(Data excerpts)
····················

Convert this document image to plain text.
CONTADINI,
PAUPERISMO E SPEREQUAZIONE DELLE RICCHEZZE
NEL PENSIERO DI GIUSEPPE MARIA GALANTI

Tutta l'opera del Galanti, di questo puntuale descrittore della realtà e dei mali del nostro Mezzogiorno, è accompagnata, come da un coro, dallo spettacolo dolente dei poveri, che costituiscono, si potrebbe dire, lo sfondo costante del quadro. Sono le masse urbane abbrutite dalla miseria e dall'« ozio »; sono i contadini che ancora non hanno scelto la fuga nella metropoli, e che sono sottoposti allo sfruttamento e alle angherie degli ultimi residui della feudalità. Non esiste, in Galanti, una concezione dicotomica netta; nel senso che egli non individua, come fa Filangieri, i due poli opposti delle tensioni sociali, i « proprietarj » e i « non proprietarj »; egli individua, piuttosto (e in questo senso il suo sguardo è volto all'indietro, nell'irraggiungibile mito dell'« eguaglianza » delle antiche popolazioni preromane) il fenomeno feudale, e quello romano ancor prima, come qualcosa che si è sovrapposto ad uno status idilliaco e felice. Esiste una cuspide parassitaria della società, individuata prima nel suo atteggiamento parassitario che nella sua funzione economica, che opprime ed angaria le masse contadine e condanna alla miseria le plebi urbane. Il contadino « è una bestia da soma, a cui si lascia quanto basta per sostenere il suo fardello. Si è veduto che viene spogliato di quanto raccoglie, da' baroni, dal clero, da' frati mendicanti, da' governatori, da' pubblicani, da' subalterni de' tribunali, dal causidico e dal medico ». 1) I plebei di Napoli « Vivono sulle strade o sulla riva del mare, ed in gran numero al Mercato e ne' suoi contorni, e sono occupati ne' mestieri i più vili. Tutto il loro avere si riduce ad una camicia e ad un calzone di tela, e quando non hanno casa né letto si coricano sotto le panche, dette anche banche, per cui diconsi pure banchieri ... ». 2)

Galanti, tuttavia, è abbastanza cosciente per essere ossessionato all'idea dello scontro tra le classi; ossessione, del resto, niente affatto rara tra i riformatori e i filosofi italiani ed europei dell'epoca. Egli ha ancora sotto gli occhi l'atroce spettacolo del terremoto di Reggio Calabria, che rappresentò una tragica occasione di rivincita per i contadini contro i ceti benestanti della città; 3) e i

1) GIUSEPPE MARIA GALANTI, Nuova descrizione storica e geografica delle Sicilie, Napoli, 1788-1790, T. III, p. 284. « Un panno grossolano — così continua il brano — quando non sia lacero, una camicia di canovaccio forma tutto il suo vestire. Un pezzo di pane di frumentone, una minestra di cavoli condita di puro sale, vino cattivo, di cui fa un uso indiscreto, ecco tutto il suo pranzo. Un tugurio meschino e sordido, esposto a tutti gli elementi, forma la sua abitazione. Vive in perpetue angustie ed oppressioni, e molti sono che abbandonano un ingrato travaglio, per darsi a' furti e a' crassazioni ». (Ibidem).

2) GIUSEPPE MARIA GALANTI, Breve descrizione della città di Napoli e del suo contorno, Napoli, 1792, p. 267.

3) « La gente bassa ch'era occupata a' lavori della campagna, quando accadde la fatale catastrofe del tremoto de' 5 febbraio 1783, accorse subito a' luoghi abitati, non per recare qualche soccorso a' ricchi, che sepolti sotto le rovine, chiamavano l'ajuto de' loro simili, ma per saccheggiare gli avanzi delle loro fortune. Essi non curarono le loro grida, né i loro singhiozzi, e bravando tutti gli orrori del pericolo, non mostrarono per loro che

····················

YOUR OBJECTIVE: Send back all of the entries exactly, with nothing missing.

RESULT FOR THIS TASK:
Convert this document image to plain text.
CONTADINI,
PAUPERISMO E SPEREQUAZIONE DELLE RICCHEZZE
NEL PENSIERO DI GIUSEPPE MARIA GALANTI

Tutta l'opera del Galanti, di questo puntuale descrittore della realtà e dei mali del nostro Mezzogiorno, è accompagnata, come da un coro, dallo spettacolo dolente dei poveri, che costituiscono, si potrebbe dire, lo sfondo costante del quadro. Sono le masse urbane abbrutite dalla miseria e dall'« ozio »; sono i contadini che ancora non hanno scelto la fuga nella metropoli, e che sono sottoposti allo sfruttamento e alle angherie degli ultimi residui della feudalità. Non esiste, in Galanti, una concezione dicotomica netta; nel senso che egli non individua, come fa Filangieri, i due poli opposti delle tensioni sociali, i « proprietarj » e i « non proprietarj »; egli individua, piuttosto (e in questo senso il suo sguardo è volto all'indietro, nell'irraggiungibile mito dell'« eguaglianza » delle antiche popolazioni preromane) il fenomeno feudale, e quello romano ancor prima, come qualcosa che si è sovrapposto ad uno status idilliaco e felice. Esiste una cuspide parassitaria della società, individuata prima nel suo atteggiamento parassitario che nella sua funzione economica, che opprime ed angaria le masse contadine e condanna alla miseria le plebi urbane. Il contadino « è una bestia da soma, a cui si lascia quanto basta per sostenere il suo fardello. Si è veduto che viene spogliato di quanto raccoglie, da' baroni, dal clero, da' frati mendicanti, da' governatori, da' pubblicani, da' subalterni de' tribunali, dal causidico e dal medico ». 1) I plebei di Napoli « Vivono sulle strade o sulla riva del mare, ed in gran numero al Mercato e ne' suoi contorni, e sono occupati ne' mestieri i più vili. Tutto il loro avere si riduce ad una camicia e ad un calzone di tela, e quando non hanno casa né letto si coricano sotto le panche, dette anche banche, per cui diconsi pure banchieri ... ». 2)

Galanti, tuttavia, è abbastanza cosciente per essere ossessionato all'idea dello scontro tra le classi; ossessione, del resto, niente affatto rara tra i riformatori e i filosofi italiani ed europei dell'epoca. Egli ha ancora sotto gli occhi l'atroce spettacolo del terremoto di Reggio Calabria, che rappresentò una tragica occasione di rivincita per i contadini contro i ceti benestanti della città; 3) e i

1) GIUSEPPE MARIA GALANTI, Nuova descrizione storica e geografica delle Sicilie, Napoli, 1788-1790, T. III, p. 284. « Un panno grossolano — così continua il brano — quando non sia lacero, una camicia di canovaccio forma tutto il suo vestire. Un pezzo di pane di frumentone, una minestra di cavoli condita di puro sale, vino cattivo, di cui fa un uso indiscreto, ecco tutto il suo pranzo. Un tugurio meschino e sordido, esposto a tutti gli elementi, forma la sua abitazione. Vive in perpetue angustie ed oppressioni, e molti sono che abbandonano un ingrato travaglio, per darsi a' furti e a' crassazioni ». (Ibidem).

2) GIUSEPPE MARIA GALANTI, Breve descrizione della città di Napoli e del suo contorno, Napoli, 1792, p. 267.

3) « La gente bassa ch'era occupata a' lavori della campagna, quando accadde la fatale catastrofe del tremoto de' 5 febbraio 1783, accorse subito a' luoghi abitati, non per recare qualche soccorso a' ricchi, che sepolti sotto le rovine, chiamavano l'ajuto de' loro simili, ma per saccheggiare gli avanzi delle loro fortune. Essi non curarono le loro grida, né i loro singhiozzi, e bravando tutti gli orrori del pericolo, non mostrarono per loro che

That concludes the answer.